--- START OF Stored data ---

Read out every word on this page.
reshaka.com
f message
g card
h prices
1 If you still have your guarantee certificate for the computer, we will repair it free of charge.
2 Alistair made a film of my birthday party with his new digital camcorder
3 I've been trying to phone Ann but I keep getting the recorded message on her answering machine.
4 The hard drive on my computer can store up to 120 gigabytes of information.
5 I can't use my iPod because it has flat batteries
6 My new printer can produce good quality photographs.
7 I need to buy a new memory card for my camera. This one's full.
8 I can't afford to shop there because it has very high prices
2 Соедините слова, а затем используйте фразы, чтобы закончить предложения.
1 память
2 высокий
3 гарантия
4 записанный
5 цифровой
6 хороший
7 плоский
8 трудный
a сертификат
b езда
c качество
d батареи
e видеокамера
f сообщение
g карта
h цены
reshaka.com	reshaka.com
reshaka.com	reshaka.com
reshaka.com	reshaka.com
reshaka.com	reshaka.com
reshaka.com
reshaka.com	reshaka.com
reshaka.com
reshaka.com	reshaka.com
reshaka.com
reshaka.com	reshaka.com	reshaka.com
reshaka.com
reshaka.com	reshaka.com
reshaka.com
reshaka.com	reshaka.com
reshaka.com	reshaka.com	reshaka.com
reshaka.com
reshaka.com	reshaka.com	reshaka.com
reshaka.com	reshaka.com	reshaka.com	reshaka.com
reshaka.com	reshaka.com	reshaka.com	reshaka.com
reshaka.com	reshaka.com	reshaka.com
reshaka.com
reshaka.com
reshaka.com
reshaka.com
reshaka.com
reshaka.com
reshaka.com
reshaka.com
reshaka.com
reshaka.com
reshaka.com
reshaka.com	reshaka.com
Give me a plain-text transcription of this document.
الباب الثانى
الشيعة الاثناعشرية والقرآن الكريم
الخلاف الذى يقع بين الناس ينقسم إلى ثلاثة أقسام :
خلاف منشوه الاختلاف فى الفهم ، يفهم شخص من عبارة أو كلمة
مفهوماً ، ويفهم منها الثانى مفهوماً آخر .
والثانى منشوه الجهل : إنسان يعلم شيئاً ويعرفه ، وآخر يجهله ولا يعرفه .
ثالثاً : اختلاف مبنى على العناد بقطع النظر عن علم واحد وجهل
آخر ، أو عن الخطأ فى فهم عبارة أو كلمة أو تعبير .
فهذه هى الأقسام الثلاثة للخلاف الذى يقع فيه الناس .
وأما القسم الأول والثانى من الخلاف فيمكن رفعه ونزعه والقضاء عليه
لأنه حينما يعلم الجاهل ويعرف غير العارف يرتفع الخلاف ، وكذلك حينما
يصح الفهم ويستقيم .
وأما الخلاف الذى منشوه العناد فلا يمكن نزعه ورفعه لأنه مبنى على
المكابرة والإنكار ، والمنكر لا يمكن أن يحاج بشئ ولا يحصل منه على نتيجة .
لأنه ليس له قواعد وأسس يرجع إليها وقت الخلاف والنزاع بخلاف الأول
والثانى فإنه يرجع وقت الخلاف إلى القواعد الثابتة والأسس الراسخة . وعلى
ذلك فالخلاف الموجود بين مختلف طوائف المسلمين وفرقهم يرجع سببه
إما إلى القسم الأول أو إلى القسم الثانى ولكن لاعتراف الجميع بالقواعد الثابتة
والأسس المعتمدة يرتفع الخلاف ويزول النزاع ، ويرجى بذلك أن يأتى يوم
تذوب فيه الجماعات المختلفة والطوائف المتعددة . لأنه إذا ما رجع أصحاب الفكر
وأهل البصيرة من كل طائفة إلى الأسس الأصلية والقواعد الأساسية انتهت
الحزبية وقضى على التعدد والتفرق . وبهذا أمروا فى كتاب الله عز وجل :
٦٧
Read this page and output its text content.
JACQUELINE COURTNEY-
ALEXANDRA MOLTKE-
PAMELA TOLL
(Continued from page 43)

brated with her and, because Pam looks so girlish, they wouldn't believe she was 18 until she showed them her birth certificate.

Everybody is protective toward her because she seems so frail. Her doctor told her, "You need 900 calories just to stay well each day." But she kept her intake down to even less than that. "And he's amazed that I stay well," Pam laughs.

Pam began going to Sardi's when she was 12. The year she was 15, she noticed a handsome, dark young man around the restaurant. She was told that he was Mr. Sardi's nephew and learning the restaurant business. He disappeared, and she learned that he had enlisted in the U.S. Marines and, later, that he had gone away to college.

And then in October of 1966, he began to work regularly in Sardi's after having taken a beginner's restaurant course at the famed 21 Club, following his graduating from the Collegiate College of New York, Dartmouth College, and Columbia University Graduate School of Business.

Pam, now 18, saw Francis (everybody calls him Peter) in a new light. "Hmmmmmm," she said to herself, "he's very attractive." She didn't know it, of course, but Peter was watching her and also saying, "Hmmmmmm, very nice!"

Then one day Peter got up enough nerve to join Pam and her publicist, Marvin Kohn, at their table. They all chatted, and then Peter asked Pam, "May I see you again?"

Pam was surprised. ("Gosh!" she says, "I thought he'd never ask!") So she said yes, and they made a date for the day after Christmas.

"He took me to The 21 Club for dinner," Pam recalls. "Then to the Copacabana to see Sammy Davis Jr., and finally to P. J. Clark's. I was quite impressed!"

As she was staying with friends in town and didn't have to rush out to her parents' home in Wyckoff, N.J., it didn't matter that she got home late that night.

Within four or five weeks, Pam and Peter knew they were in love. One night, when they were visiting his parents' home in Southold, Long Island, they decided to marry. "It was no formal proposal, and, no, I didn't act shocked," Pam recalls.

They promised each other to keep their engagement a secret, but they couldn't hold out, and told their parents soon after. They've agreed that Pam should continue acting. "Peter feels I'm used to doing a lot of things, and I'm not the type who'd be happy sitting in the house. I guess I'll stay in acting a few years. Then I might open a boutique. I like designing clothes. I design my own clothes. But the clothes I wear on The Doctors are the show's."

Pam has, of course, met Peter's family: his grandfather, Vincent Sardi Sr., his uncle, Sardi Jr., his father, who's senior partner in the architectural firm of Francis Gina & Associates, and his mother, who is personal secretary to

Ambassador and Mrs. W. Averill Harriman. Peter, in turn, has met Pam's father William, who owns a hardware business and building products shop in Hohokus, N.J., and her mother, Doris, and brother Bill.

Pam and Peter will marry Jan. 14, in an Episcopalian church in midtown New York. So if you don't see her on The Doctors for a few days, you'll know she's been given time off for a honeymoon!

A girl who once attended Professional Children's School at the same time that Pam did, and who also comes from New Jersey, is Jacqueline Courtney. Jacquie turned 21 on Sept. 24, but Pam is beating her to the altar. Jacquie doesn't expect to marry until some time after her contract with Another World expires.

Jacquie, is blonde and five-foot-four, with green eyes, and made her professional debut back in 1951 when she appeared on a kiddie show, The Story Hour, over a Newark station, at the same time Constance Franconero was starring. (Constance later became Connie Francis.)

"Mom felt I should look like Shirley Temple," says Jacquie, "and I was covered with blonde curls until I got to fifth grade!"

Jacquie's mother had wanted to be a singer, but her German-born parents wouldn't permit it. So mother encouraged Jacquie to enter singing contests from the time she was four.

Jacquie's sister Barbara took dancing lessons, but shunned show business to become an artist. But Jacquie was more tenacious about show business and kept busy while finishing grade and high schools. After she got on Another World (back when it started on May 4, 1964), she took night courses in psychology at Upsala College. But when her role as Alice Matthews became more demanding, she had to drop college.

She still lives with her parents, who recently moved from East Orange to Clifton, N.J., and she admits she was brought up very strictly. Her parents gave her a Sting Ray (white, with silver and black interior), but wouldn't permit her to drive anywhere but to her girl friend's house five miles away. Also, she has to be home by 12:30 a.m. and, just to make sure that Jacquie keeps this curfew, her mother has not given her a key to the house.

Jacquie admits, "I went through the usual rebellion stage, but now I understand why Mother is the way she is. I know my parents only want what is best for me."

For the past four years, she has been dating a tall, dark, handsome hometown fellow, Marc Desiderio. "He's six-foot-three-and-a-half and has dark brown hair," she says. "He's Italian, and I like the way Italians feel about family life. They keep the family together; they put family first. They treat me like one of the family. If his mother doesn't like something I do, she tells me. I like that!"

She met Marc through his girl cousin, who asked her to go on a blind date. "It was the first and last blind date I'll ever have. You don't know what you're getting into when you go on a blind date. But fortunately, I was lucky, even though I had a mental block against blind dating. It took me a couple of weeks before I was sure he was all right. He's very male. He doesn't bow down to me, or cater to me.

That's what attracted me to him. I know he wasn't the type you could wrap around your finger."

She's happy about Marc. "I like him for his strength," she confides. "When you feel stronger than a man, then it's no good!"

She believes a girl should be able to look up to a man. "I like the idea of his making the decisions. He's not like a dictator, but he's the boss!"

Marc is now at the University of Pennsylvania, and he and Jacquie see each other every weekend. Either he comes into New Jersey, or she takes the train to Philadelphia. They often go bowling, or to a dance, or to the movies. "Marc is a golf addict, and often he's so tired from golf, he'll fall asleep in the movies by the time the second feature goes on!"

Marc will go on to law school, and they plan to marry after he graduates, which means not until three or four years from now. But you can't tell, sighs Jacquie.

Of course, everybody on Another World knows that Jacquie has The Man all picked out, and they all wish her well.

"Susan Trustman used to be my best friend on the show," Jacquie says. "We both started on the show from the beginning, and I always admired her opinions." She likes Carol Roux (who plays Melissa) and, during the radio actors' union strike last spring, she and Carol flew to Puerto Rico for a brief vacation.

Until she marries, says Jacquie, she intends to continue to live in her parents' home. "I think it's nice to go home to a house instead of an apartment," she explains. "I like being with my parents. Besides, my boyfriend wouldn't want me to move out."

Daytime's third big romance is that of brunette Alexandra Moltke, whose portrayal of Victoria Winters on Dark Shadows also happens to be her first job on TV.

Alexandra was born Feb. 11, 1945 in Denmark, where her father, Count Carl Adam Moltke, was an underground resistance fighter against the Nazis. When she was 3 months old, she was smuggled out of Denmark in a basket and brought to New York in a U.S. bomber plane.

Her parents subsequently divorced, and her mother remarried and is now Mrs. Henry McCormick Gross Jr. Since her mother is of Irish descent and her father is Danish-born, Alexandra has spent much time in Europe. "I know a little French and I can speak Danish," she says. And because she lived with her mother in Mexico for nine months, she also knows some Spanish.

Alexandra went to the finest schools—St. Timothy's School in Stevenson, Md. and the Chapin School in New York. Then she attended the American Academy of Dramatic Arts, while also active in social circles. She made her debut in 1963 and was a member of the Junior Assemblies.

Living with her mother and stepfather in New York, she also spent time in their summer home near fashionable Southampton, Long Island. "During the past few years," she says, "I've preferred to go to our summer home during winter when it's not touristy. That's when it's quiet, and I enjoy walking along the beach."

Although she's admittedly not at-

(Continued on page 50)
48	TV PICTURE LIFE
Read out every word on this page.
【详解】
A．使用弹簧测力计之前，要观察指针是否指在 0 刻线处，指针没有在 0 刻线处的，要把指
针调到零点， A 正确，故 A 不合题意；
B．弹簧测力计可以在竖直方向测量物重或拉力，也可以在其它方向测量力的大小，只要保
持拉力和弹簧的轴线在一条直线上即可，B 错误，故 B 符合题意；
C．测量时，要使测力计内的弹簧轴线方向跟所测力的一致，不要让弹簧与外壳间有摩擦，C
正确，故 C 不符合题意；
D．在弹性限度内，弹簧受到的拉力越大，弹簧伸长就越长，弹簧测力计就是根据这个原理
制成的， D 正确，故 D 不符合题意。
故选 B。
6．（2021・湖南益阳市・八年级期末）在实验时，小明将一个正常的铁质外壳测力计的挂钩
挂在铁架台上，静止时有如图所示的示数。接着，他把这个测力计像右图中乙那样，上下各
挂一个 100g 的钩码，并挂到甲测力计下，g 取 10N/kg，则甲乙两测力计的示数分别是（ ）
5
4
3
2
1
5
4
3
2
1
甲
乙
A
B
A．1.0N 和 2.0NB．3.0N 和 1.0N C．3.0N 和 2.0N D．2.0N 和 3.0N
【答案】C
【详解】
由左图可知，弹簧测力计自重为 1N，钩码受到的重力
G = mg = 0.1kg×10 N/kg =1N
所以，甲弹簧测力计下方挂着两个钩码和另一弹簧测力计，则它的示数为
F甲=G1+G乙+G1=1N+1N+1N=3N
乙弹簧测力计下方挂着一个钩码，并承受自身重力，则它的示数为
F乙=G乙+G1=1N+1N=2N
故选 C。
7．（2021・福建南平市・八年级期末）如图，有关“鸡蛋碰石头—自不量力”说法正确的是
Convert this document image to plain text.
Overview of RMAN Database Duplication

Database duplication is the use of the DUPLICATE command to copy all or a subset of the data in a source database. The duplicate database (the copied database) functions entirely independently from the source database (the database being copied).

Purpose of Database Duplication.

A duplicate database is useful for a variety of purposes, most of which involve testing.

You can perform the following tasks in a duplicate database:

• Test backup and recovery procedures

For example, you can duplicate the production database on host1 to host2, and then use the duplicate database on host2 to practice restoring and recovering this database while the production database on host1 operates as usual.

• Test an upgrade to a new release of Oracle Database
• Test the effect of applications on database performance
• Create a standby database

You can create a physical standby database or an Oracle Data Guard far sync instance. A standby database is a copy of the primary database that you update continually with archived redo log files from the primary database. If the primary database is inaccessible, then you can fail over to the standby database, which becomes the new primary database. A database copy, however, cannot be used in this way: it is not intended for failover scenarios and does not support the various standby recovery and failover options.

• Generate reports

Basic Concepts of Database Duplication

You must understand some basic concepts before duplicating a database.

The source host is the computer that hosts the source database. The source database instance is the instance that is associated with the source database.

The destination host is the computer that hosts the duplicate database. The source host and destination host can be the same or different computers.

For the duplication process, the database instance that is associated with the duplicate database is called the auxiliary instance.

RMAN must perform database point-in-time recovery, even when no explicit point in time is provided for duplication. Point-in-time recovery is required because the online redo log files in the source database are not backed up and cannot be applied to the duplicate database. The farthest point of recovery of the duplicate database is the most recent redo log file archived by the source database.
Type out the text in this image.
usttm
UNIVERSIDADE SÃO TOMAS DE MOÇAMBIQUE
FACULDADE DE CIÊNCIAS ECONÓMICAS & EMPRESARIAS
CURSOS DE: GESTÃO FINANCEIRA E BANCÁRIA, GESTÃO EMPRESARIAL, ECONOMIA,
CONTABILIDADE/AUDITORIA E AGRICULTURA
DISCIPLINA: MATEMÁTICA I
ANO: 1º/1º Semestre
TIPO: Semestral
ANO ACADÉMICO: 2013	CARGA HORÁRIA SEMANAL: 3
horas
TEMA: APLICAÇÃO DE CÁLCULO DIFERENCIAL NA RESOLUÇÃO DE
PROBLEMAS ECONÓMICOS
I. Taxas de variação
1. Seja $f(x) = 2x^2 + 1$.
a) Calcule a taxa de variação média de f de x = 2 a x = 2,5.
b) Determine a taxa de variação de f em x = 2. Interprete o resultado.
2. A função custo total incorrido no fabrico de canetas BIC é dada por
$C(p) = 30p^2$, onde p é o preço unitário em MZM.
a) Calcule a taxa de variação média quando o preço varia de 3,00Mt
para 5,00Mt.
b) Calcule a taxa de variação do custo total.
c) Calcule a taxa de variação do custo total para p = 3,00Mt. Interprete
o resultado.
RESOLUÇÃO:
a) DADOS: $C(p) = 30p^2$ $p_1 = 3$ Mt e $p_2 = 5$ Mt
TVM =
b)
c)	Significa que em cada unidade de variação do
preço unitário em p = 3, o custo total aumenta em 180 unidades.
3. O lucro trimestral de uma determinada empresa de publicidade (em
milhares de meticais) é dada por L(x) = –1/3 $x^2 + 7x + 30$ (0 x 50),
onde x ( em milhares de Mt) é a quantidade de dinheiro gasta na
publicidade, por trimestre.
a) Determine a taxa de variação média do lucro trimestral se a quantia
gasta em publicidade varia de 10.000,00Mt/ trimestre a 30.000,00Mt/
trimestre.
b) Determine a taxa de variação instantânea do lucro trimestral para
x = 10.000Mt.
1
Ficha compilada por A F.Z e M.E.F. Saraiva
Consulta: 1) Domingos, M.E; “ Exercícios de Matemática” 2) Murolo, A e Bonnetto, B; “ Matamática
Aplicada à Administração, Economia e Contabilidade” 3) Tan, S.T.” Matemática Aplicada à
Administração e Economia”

--- END OF Stored data ---

■ **Instructions to follow**
From the listing above, return each line with the word "before".

■ **Exercise response**
She met Marc through his girl cousin, who asked her to go on a blind date. "It was the first and last blind date I'll ever have. You don't know what you're getting into when you go on a blind date. But fortunately, I was lucky, even though I had a mental block against blind dating. It took me a couple of weeks before I was sure he was all right. He's very male. He doesn't bow down to me, or cater to me.
You must understand some basic concepts before duplicating a database.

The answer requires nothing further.